Task to complete: Search the data for the word "偏强继续". Reproduce every line where it is found.

Some records:
▽

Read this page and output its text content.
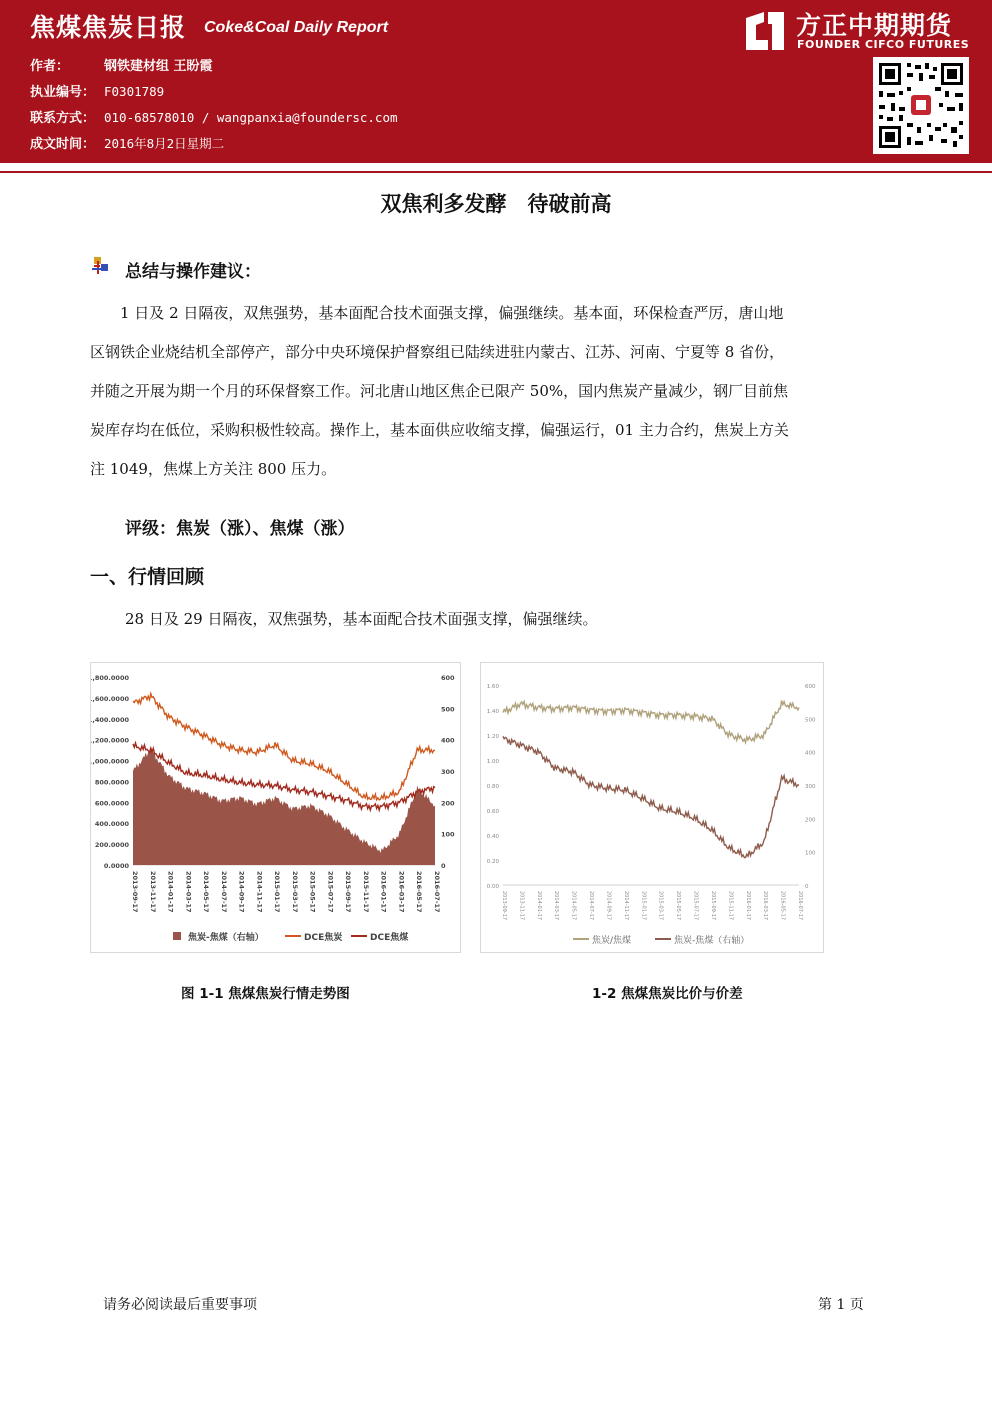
焦煤焦炭日报 Coke&Coal Daily Report
作者：	钢铁建材组 王盼霞
执业编号： F0301789
联系方式： 010-68578010 / wangpanxia@foundersc.com
成文时间： 2016年8月2日星期二
方正中期期货
FOUNDER CIFCO FUTURES
双焦利多发酵　待破前高
总结与操作建议：
　　1 日及 2 日隔夜，双焦强势，基本面配合技术面强支撑，偏强继续。基本面，环保检查严厉，唐山地
区钢铁企业烧结机全部停产，部分中央环境保护督察组已陆续进驻内蒙古、江苏、河南、宁夏等 8 省份，
并随之开展为期一个月的环保督察工作。河北唐山地区焦企已限产 50%，国内焦炭产量减少，钢厂目前焦
炭库存均在低位，采购积极性较高。操作上，基本面供应收缩支撑，偏强运行，01 主力合约，焦炭上方关
注 1049，焦煤上方关注 800 压力。
评级：焦炭（涨）、焦煤（涨）
一、行情回顾
28 日及 29 日隔夜，双焦强势，基本面配合技术面强支撑，偏强继续。
1,800.0000
1,600.0000
1,400.0000
1,200.0000
1,000.0000
800.0000
600.0000
400.0000
200.0000
0.0000
600
500
400
300
200
100
0
2013-09-17 2013-11-17 2014-01-17 2014-03-17 2014-05-17 2014-07-17 2014-09-17 2014-11-17 2015-01-17 2015-03-17 2015-05-17 2015-07-17 2015-09-17 2015-11-17 2016-01-17 2016-03-17 2016-05-17 2016-07-17
焦炭-焦煤（右轴）	DCE焦炭	DCE焦煤
1.60
1.40
1.20
1.00
0.80
0.60
0.40
0.20
0.00
600
500
400
300
200
100
0
2013-09-17 2013-11-17 2014-01-17 2014-03-17 2014-05-17 2014-07-17 2014-09-17 2014-11-17 2015-01-17 2015-03-17 2015-05-17 2015-07-17 2015-09-17 2015-11-17 2016-01-17 2016-03-17 2016-05-17 2016-07-17
焦炭/焦煤	焦炭-焦煤（右轴）
图 1-1 焦煤焦炭行情走势图	1-2 焦煤焦炭比价与价差
请务必阅读最后重要事项	第 1 页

△

Exercise response:
　　1 日及 2 日隔夜，双焦强势，基本面配合技术面强支撑，偏强继续。基本面，环保检查严厉，唐山地
28 日及 29 日隔夜，双焦强势，基本面配合技术面强支撑，偏强继续。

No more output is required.